- **TASK GOAL**
In every one of the records, replace "category-label" with "category-name", leave all other text unchanged, and omit the pictures from your answer.

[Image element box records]
◇ ◇ ◇ ◇

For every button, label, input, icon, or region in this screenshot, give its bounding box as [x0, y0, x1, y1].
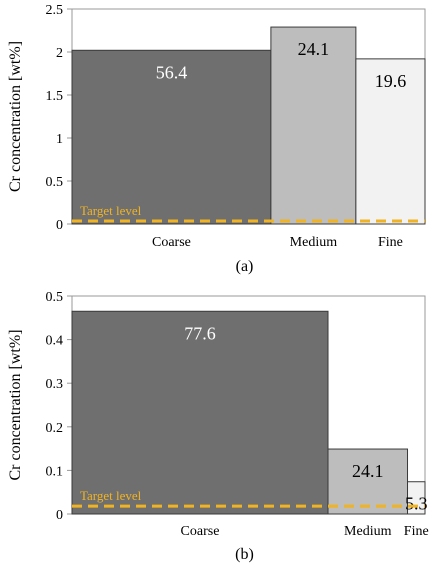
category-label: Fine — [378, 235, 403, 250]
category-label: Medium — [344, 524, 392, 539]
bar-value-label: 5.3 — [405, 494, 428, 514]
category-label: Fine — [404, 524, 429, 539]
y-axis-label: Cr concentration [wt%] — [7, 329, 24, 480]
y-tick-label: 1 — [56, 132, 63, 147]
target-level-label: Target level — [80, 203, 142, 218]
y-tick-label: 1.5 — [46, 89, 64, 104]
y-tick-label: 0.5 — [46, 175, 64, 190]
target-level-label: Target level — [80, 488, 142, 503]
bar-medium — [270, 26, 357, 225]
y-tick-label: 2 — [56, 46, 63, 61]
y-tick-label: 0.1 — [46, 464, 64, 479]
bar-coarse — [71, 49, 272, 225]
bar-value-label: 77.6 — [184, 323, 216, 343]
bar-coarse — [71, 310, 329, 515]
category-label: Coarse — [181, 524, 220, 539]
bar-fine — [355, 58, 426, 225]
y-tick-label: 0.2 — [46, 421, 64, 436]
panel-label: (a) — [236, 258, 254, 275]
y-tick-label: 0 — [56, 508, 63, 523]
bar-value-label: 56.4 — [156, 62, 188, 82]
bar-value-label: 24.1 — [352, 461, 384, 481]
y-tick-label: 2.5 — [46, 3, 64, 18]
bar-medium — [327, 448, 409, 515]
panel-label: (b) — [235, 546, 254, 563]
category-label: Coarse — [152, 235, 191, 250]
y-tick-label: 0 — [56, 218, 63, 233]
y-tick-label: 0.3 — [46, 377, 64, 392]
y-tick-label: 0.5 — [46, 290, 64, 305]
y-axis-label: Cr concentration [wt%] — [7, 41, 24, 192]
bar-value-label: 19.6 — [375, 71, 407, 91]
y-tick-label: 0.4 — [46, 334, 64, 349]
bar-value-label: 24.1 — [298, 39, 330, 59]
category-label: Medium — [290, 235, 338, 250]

◇ ◇ ◇ ◇

- **RESPONSE TO THE EXERCISE**
For every button, label, input, icon, or region in this screenshot, give its bounding box as [x0, y0, x1, y1].
category-name: Fine — [378, 235, 403, 250]
category-name: Medium — [344, 524, 392, 539]
bar-value-label: 5.3 — [405, 494, 428, 514]
category-name: Fine — [404, 524, 429, 539]
y-axis-label: Cr concentration [wt%] — [7, 329, 24, 480]
y-tick-label: 1 — [56, 132, 63, 147]
target-level-label: Target level — [80, 203, 142, 218]
y-tick-label: 1.5 — [46, 89, 64, 104]
y-tick-label: 0.5 — [46, 175, 64, 190]
target-level-label: Target level — [80, 488, 142, 503]
bar-medium — [270, 26, 357, 225]
y-tick-label: 2 — [56, 46, 63, 61]
y-tick-label: 0.1 — [46, 464, 64, 479]
bar-coarse — [71, 49, 272, 225]
bar-value-label: 77.6 — [184, 323, 216, 343]
bar-coarse — [71, 310, 329, 515]
category-name: Coarse — [181, 524, 220, 539]
bar-fine — [355, 58, 426, 225]
y-tick-label: 0.2 — [46, 421, 64, 436]
panel-label: (a) — [236, 258, 254, 275]
y-tick-label: 0 — [56, 508, 63, 523]
bar-value-label: 56.4 — [156, 62, 188, 82]
bar-value-label: 24.1 — [352, 461, 384, 481]
y-tick-label: 2.5 — [46, 3, 64, 18]
bar-medium — [327, 448, 409, 515]
panel-label: (b) — [235, 546, 254, 563]
category-name: Coarse — [152, 235, 191, 250]
y-tick-label: 0 — [56, 218, 63, 233]
y-tick-label: 0.3 — [46, 377, 64, 392]
y-tick-label: 0.5 — [46, 290, 64, 305]
y-axis-label: Cr concentration [wt%] — [7, 41, 24, 192]
bar-value-label: 19.6 — [375, 71, 407, 91]
y-tick-label: 0.4 — [46, 334, 64, 349]
bar-value-label: 24.1 — [298, 39, 330, 59]
category-name: Medium — [290, 235, 338, 250]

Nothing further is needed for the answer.